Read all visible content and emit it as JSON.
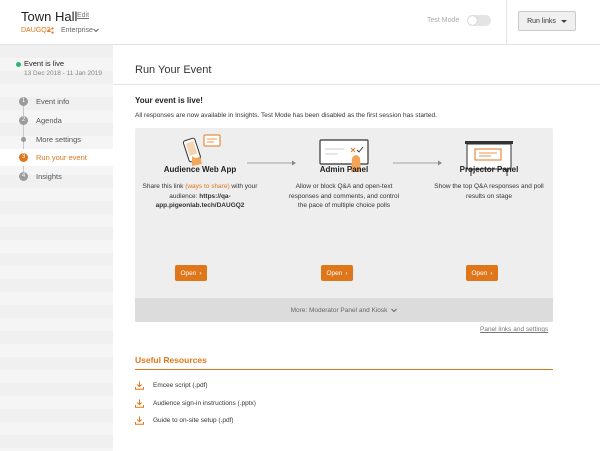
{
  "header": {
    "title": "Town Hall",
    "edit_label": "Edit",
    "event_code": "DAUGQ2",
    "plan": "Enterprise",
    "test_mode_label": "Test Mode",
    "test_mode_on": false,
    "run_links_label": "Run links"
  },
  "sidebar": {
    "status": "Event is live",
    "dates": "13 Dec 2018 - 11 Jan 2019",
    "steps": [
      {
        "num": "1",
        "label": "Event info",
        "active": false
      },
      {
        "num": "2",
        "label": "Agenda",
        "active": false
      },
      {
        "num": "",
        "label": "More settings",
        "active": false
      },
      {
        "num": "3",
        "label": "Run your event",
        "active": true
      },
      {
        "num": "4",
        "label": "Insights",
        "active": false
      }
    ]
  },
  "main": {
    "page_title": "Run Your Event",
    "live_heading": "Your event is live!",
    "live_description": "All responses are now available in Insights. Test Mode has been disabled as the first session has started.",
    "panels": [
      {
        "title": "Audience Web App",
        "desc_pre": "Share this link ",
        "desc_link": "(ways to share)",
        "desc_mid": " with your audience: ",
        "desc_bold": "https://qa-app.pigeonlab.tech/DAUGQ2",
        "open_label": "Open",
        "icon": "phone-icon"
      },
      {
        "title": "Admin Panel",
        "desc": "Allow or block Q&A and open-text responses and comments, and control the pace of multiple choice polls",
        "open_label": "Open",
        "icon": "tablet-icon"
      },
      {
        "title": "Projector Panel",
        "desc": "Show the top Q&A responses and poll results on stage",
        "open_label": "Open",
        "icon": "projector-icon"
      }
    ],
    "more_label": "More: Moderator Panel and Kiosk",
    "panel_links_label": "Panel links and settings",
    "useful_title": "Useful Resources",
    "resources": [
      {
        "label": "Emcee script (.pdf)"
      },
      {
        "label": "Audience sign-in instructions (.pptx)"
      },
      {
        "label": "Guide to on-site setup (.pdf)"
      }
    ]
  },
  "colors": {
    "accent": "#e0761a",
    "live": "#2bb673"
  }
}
+++
Extract each line holding the string "More".

» **Exercise answer**:
        "label": "More settings",
    "more_label": "More: Moderator Panel and Kiosk",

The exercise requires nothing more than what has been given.